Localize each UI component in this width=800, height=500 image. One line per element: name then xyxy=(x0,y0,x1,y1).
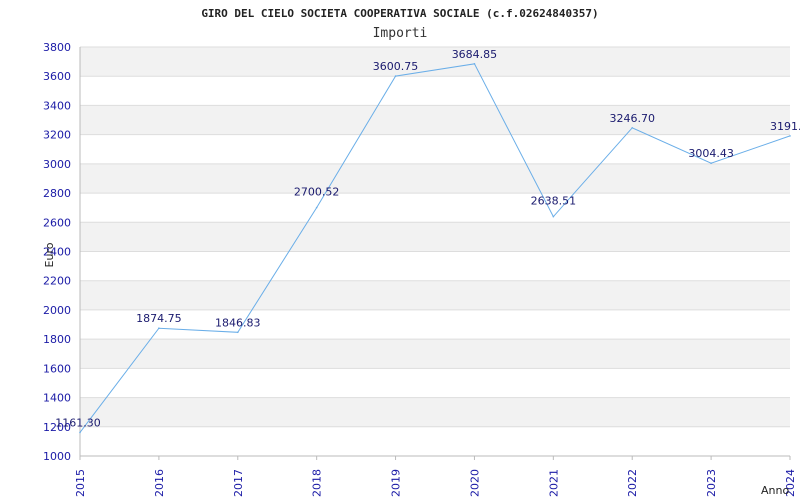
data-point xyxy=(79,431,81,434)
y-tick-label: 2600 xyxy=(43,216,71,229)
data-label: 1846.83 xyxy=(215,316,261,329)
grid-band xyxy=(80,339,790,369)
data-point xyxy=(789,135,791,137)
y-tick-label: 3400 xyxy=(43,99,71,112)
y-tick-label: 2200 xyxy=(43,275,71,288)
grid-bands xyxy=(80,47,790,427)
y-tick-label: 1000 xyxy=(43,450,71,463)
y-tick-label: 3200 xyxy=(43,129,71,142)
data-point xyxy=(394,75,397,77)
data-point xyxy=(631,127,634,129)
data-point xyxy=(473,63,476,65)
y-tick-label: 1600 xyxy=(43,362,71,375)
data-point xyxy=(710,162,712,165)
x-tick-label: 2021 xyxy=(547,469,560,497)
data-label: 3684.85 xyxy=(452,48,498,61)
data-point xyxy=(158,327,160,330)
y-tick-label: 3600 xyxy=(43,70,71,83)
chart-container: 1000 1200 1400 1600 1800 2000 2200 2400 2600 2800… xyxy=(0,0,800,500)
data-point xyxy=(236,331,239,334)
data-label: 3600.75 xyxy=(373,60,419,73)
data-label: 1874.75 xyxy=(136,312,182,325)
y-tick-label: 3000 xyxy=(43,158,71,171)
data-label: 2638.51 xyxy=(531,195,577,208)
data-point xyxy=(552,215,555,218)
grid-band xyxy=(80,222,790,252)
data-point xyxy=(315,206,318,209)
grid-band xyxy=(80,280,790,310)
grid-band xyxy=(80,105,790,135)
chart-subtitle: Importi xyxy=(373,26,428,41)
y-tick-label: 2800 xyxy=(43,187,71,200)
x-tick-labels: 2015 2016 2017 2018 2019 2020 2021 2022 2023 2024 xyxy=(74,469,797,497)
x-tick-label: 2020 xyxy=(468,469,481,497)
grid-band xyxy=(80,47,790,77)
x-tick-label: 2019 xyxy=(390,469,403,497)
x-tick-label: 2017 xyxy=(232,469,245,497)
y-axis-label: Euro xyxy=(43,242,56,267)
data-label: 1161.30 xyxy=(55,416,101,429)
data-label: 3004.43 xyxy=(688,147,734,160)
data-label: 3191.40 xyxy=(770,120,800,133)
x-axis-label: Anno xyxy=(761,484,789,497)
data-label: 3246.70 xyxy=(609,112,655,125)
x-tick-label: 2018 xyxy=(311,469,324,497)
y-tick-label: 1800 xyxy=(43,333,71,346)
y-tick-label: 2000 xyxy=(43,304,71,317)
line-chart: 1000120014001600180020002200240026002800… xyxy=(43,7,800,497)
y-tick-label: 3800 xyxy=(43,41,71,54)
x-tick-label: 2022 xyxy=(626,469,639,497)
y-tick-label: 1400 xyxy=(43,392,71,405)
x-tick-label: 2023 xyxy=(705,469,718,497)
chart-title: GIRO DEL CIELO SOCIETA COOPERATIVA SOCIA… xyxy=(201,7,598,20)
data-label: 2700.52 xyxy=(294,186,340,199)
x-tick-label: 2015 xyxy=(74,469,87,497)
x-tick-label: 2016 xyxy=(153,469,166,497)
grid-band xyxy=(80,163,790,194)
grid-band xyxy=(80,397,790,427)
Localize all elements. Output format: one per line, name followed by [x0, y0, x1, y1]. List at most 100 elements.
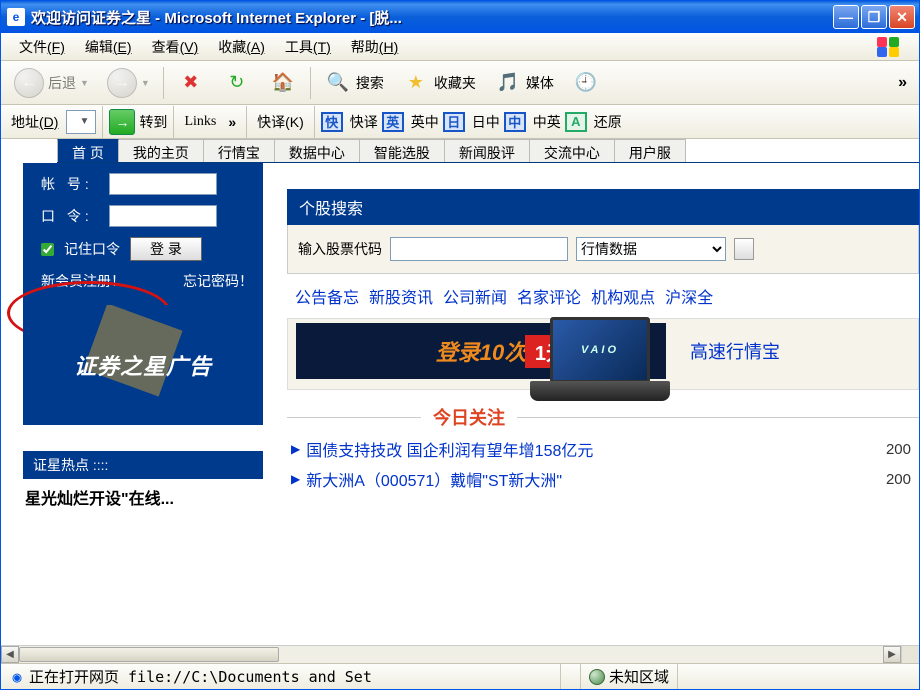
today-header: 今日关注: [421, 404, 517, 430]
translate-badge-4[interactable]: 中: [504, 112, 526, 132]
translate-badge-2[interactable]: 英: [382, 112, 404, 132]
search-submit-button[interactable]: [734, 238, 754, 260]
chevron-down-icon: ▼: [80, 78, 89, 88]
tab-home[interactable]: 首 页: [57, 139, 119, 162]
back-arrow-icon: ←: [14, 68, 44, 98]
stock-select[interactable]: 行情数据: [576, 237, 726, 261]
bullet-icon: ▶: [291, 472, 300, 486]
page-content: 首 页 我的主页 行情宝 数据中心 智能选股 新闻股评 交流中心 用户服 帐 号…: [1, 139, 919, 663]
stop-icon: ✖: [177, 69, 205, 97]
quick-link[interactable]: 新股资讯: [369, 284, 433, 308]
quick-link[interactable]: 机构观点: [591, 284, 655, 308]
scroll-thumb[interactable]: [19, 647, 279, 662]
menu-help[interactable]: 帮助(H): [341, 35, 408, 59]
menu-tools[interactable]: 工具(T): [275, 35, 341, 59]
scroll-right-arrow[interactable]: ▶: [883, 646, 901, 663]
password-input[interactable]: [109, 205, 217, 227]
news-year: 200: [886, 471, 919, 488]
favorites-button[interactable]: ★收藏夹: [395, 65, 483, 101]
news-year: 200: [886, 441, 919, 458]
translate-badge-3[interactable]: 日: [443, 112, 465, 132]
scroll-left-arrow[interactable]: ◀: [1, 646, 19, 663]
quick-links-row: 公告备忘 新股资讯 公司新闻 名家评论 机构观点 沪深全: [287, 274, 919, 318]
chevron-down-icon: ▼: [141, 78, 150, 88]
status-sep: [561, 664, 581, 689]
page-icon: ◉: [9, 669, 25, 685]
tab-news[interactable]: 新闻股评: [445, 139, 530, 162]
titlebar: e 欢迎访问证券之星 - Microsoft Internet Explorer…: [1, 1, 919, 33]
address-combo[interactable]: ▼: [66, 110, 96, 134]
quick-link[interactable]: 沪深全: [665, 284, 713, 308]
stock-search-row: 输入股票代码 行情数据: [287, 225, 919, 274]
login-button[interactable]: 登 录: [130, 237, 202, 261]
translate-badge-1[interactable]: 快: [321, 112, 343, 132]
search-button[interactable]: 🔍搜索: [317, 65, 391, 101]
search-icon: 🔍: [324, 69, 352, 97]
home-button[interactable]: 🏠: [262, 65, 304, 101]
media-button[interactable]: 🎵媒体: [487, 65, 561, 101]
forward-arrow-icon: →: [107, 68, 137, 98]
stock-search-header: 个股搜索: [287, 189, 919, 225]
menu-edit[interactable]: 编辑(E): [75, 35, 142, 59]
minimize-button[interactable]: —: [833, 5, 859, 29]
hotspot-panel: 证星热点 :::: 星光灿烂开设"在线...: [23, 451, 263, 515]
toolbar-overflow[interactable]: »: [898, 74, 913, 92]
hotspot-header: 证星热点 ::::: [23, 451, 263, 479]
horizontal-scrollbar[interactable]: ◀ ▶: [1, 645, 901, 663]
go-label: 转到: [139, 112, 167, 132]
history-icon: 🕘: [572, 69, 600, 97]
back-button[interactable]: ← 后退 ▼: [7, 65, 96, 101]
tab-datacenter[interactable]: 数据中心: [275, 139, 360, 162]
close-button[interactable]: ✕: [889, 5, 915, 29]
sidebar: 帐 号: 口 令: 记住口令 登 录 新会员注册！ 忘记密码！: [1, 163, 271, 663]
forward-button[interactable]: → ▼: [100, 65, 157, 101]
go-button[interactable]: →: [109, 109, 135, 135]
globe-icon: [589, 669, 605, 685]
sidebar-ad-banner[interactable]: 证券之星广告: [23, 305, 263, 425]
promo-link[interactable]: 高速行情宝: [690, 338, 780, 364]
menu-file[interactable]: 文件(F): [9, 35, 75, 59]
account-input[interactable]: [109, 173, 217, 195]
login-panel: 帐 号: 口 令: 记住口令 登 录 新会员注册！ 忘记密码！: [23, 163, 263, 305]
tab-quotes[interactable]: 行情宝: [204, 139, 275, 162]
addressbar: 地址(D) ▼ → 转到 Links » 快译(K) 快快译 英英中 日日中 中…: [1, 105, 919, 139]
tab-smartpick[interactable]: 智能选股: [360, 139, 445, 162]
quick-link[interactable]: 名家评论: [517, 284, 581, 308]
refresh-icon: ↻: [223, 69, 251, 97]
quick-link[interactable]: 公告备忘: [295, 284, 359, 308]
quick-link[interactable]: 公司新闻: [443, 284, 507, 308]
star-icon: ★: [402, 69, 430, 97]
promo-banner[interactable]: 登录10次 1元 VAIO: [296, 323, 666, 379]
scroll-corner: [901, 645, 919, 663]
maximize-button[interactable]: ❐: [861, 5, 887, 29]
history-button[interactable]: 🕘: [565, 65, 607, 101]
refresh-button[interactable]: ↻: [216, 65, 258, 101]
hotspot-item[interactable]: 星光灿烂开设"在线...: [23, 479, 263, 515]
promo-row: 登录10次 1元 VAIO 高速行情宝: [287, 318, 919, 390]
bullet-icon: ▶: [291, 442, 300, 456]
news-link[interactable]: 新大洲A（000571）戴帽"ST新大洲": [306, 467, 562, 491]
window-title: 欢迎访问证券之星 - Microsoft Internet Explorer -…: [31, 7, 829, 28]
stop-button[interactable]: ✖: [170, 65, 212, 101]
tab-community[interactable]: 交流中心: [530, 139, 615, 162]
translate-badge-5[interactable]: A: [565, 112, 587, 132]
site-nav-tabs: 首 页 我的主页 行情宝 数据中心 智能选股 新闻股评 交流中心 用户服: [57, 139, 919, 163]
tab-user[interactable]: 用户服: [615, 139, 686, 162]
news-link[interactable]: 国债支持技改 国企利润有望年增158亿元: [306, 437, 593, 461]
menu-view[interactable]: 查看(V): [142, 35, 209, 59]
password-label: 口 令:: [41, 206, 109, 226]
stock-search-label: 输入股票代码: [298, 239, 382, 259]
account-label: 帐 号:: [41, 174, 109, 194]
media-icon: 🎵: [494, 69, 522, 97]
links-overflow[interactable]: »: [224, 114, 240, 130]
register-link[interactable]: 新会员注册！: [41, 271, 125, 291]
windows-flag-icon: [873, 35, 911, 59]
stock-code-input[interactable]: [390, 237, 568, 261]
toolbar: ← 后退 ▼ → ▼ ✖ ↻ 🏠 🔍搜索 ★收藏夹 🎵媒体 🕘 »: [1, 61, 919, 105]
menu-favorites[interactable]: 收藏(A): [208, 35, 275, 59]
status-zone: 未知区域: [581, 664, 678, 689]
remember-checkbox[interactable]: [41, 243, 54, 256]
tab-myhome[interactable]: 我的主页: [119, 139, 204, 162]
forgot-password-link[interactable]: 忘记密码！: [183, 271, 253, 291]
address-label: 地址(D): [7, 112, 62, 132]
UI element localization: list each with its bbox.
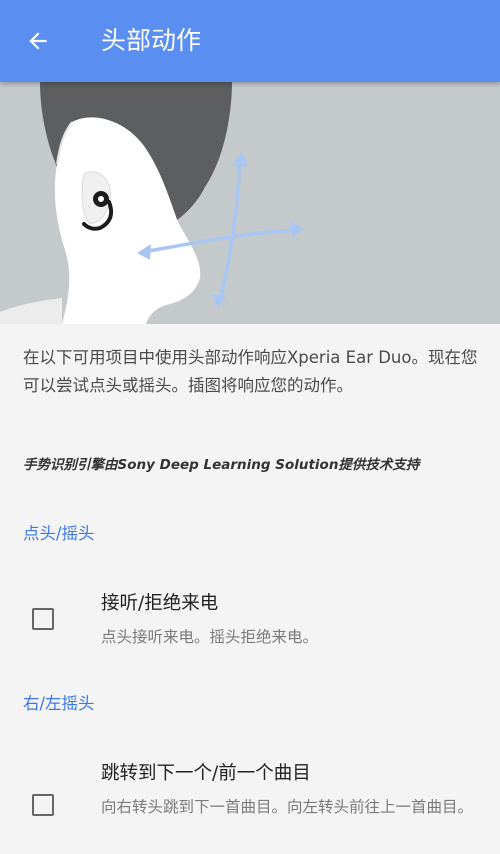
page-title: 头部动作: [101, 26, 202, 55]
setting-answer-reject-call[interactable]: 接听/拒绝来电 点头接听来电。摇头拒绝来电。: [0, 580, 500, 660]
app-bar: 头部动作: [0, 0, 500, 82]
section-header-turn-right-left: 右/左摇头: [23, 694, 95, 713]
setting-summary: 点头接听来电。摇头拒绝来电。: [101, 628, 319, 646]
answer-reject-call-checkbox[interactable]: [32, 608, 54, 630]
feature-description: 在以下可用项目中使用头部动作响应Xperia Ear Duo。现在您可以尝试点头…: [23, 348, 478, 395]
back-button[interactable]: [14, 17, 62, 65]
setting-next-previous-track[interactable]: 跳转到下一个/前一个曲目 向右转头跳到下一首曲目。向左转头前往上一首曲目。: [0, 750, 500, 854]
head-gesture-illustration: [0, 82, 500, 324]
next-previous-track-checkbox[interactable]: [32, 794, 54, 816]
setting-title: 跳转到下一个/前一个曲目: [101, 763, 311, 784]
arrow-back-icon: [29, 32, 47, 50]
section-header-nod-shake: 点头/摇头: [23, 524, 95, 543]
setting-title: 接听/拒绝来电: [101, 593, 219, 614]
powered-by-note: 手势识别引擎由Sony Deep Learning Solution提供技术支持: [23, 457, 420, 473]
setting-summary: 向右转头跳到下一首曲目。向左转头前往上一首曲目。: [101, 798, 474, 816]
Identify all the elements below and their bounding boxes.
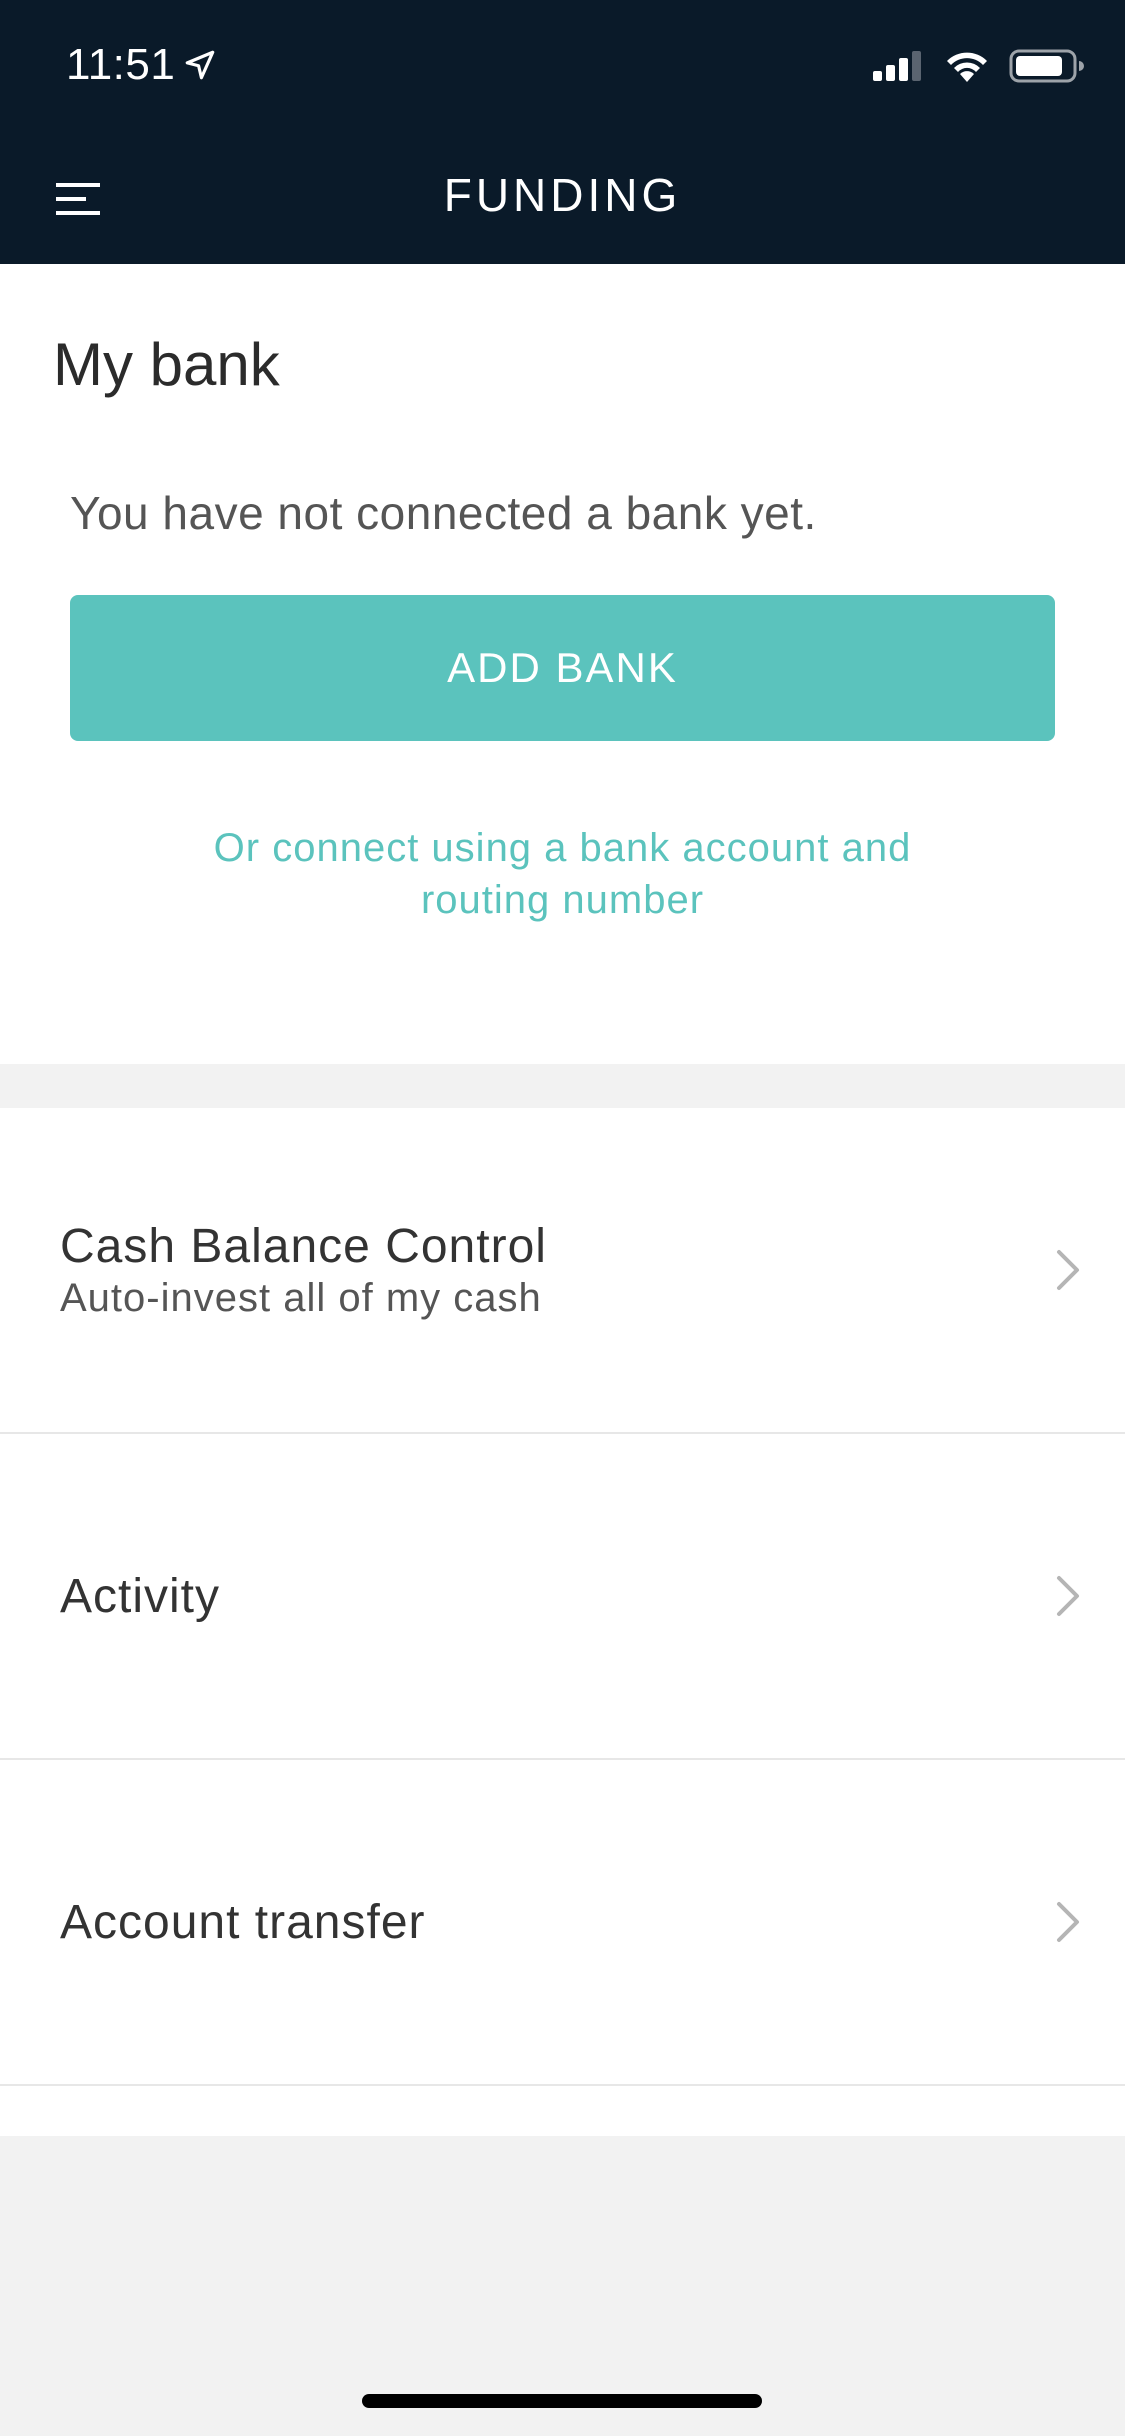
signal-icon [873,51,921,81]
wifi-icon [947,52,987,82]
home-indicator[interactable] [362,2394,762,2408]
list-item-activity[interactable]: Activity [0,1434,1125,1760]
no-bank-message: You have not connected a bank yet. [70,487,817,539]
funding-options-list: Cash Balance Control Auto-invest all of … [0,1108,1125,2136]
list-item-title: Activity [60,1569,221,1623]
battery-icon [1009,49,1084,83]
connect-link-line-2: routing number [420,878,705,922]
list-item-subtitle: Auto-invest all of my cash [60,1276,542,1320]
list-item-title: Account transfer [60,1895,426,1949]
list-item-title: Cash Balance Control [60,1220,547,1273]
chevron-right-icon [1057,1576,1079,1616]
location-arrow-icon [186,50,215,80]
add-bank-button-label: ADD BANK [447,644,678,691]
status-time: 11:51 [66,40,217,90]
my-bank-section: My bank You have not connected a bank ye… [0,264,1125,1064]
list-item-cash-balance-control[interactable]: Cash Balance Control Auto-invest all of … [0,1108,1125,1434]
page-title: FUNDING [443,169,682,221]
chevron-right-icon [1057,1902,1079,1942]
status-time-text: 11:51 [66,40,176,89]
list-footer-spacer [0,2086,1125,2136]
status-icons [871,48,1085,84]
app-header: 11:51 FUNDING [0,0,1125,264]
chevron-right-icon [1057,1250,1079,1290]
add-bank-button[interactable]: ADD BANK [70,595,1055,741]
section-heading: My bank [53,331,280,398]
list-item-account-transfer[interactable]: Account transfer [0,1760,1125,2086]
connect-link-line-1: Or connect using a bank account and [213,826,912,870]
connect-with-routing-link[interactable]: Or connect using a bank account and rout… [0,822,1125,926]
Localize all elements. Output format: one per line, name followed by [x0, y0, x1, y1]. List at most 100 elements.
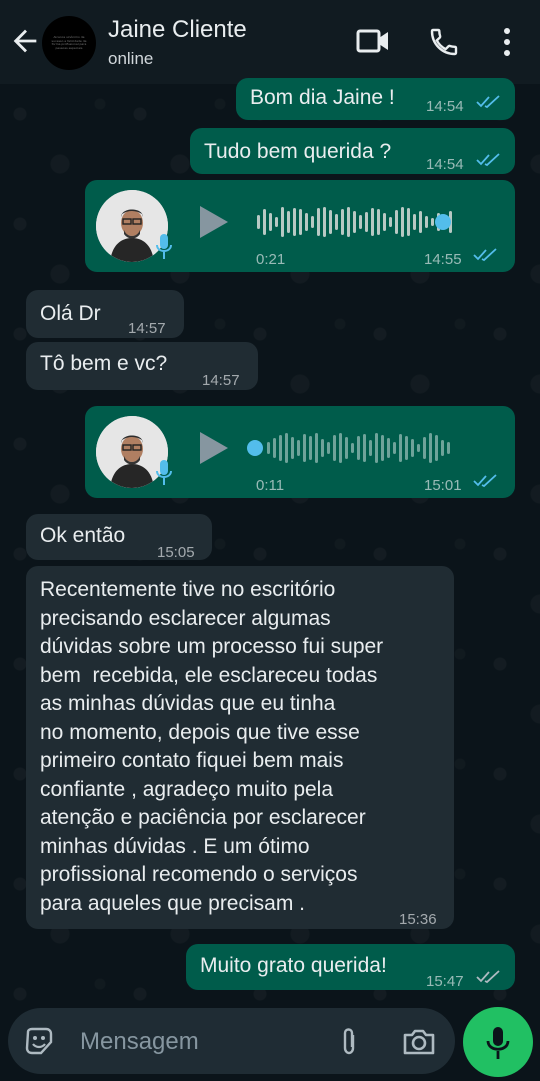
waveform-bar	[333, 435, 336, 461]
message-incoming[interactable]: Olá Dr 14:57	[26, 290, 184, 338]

======

PROBLEM STATEMENT. Convert the lines of the records starting at the line containing "today-header: 今日关注: [421, 404, 517, 430]" and ending at the line containing "titlebar: e 欢迎访问证券之星" into a Markdown table with the columns Row and Entry. Put a sequential number in Row and the full line in Entry, and omit blank lines.

OUTPUT BELOW.
| Row | Entry |
|---|---|
| 1 | today-header: 今日关注: [421, 404, 517, 430] |
| 2 | translate-badge-4[interactable]: 中: [504, 112, 526, 132] |
| 3 | translate-badge-2[interactable]: 英: [382, 112, 404, 132] |
| 4 | search-submit-button[interactable]: [734, 238, 754, 260] |
| 5 | chevron-down-icon: ▼: [80, 78, 89, 88] |
| 6 | tab-home[interactable]: 首 页: [57, 139, 119, 162] |
| 7 | back-arrow-icon: ←: [14, 68, 44, 98] |
| 8 | stock-select[interactable]: 行情数据: [576, 237, 726, 261] |
| 9 | bullet-icon: ▶: [291, 472, 300, 486] |
| 10 | page-content: 首 页 我的主页 行情宝 数据中心 智能选股 新闻股评 交流中心 用户服 帐 号…: [1, 139, 919, 663] |
| 11 | stop-icon: ✖: [177, 69, 205, 97] |
| 12 | quick-link[interactable]: 新股资讯: [369, 284, 433, 308] |
| 13 | quick-link[interactable]: 机构观点: [591, 284, 655, 308] |
| 14 | scroll-thumb[interactable]: [19, 647, 279, 662] |
| 15 | menu-help[interactable]: 帮助(H): [341, 35, 408, 59] |
| 16 | menu-tools[interactable]: 工具(T): [275, 35, 341, 59] |
| 17 | scroll-right-arrow[interactable]: ▶: [883, 646, 901, 663] |
| 18 | password-input[interactable]: [109, 205, 217, 227] |
| 19 | news-year: 200: [886, 471, 919, 488] |
| 20 | favorites-button[interactable]: ★收藏夹: [395, 65, 483, 101] |
| 21 | news-year: 200: [886, 441, 919, 458] |
| 22 | translate-badge-3[interactable]: 日: [443, 112, 465, 132] |
| 23 | scroll-left-arrow[interactable]: ◀: [1, 646, 19, 663] |
| 24 | quick-links-row: 公告备忘 新股资讯 公司新闻 名家评论 机构观点 沪深全: [287, 274, 919, 318] |
| 25 | chevron-down-icon: ▼: [141, 78, 150, 88] |
| 26 | status-sep: [561, 664, 581, 689] |
| 27 | page-icon: ◉: [9, 669, 25, 685] |
| 28 | tab-news[interactable]: 新闻股评: [445, 139, 530, 162] |
| 29 | titlebar: e 欢迎访问证券之星 - Microsoft Internet Explorer…: [1, 1, 919, 33] |